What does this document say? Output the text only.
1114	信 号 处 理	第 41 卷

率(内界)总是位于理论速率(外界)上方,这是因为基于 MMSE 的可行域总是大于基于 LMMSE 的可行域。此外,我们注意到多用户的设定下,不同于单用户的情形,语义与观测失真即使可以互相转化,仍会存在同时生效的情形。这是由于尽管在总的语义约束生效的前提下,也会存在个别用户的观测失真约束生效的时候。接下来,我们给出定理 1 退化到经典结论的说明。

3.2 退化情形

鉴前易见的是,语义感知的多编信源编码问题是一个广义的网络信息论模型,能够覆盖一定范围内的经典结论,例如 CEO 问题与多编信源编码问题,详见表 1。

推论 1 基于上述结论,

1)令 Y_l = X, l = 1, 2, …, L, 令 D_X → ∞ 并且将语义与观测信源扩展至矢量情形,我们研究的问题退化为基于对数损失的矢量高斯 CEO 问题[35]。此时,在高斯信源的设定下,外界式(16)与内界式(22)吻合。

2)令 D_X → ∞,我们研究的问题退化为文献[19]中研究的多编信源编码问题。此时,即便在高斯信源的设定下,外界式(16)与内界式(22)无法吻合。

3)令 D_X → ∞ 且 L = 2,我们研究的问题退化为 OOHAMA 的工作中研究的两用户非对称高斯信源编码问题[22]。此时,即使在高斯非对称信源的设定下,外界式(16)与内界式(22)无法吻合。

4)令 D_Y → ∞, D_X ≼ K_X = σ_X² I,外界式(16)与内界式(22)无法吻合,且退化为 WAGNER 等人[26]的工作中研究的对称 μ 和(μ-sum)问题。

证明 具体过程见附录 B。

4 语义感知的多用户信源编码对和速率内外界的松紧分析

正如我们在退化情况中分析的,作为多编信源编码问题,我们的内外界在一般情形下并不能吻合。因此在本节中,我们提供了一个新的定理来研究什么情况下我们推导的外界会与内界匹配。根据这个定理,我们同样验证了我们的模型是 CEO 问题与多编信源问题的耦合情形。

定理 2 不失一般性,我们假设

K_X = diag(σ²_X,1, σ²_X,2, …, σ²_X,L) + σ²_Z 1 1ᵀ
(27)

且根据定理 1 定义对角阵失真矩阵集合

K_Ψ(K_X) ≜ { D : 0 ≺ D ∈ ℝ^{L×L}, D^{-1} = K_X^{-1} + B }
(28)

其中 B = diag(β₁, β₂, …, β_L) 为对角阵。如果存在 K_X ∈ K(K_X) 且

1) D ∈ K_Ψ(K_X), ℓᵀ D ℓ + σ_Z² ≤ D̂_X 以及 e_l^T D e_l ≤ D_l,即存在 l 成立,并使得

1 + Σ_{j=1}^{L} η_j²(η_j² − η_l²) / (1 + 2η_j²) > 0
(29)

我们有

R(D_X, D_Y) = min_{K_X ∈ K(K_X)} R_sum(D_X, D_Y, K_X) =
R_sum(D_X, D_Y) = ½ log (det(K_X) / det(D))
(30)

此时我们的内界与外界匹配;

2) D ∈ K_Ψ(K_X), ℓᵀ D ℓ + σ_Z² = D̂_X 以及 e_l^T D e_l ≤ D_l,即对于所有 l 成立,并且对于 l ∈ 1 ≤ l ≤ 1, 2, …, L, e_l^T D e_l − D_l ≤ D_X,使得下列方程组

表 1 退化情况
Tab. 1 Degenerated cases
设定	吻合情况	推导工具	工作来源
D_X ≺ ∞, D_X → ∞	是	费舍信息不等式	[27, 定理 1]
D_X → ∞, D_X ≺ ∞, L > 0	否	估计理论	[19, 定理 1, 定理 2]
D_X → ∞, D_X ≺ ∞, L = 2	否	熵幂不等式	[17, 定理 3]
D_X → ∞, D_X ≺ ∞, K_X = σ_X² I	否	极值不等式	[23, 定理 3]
★ ★ ★ ★ ★
→ **Request**
Return all of the data exactly as it reads.

→ **The response**
What does this document say? Output the text only.
1114	信 号 处 理	第 41 卷

率(内界)总是位于理论速率(外界)上方,这是因为基于 MMSE 的可行域总是大于基于 LMMSE 的可行域。此外,我们注意到多用户的设定下,不同于单用户的情形,语义与观测失真即使可以互相转化,仍会存在同时生效的情形。这是由于尽管在总的语义约束生效的前提下,也会存在个别用户的观测失真约束生效的时候。接下来,我们给出定理 1 退化到经典结论的说明。

3.2 退化情形

鉴前易见的是,语义感知的多编信源编码问题是一个广义的网络信息论模型,能够覆盖一定范围内的经典结论,例如 CEO 问题与多编信源编码问题,详见表 1。

推论 1 基于上述结论,

1)令 Y_l = X, l = 1, 2, …, L, 令 D_X → ∞ 并且将语义与观测信源扩展至矢量情形,我们研究的问题退化为基于对数损失的矢量高斯 CEO 问题[35]。此时,在高斯信源的设定下,外界式(16)与内界式(22)吻合。

2)令 D_X → ∞,我们研究的问题退化为文献[19]中研究的多编信源编码问题。此时,即便在高斯信源的设定下,外界式(16)与内界式(22)无法吻合。

3)令 D_X → ∞ 且 L = 2,我们研究的问题退化为 OOHAMA 的工作中研究的两用户非对称高斯信源编码问题[22]。此时,即使在高斯非对称信源的设定下,外界式(16)与内界式(22)无法吻合。

4)令 D_Y → ∞, D_X ≼ K_X = σ_X² I,外界式(16)与内界式(22)无法吻合,且退化为 WAGNER 等人[26]的工作中研究的对称 μ 和(μ-sum)问题。

证明 具体过程见附录 B。

4 语义感知的多用户信源编码对和速率内外界的松紧分析

正如我们在退化情况中分析的,作为多编信源编码问题,我们的内外界在一般情形下并不能吻合。因此在本节中,我们提供了一个新的定理来研究什么情况下我们推导的外界会与内界匹配。根据这个定理,我们同样验证了我们的模型是 CEO 问题与多编信源问题的耦合情形。

定理 2 不失一般性,我们假设

K_X = diag(σ²_X,1, σ²_X,2, …, σ²_X,L) + σ²_Z 1 1ᵀ
(27)

且根据定理 1 定义对角阵失真矩阵集合

K_Ψ(K_X) ≜ { D : 0 ≺ D ∈ ℝ^{L×L}, D^{-1} = K_X^{-1} + B }
(28)

其中 B = diag(β₁, β₂, …, β_L) 为对角阵。如果存在 K_X ∈ K(K_X) 且

1) D ∈ K_Ψ(K_X), ℓᵀ D ℓ + σ_Z² ≤ D̂_X 以及 e_l^T D e_l ≤ D_l,即存在 l 成立,并使得

1 + Σ_{j=1}^{L} η_j²(η_j² − η_l²) / (1 + 2η_j²) > 0
(29)

我们有

R(D_X, D_Y) = min_{K_X ∈ K(K_X)} R_sum(D_X, D_Y, K_X) =
R_sum(D_X, D_Y) = ½ log (det(K_X) / det(D))
(30)

此时我们的内界与外界匹配;

2) D ∈ K_Ψ(K_X), ℓᵀ D ℓ + σ_Z² = D̂_X 以及 e_l^T D e_l ≤ D_l,即对于所有 l 成立,并且对于 l ∈ 1 ≤ l ≤ 1, 2, …, L, e_l^T D e_l − D_l ≤ D_X,使得下列方程组

表 1 退化情况
Tab. 1 Degenerated cases
设定	吻合情况	推导工具	工作来源
D_X ≺ ∞, D_X → ∞	是	费舍信息不等式	[27, 定理 1]
D_X → ∞, D_X ≺ ∞, L > 0	否	估计理论	[19, 定理 1, 定理 2]
D_X → ∞, D_X ≺ ∞, L = 2	否	熵幂不等式	[17, 定理 3]
D_X → ∞, D_X ≺ ∞, K_X = σ_X² I	否	极值不等式	[23, 定理 3]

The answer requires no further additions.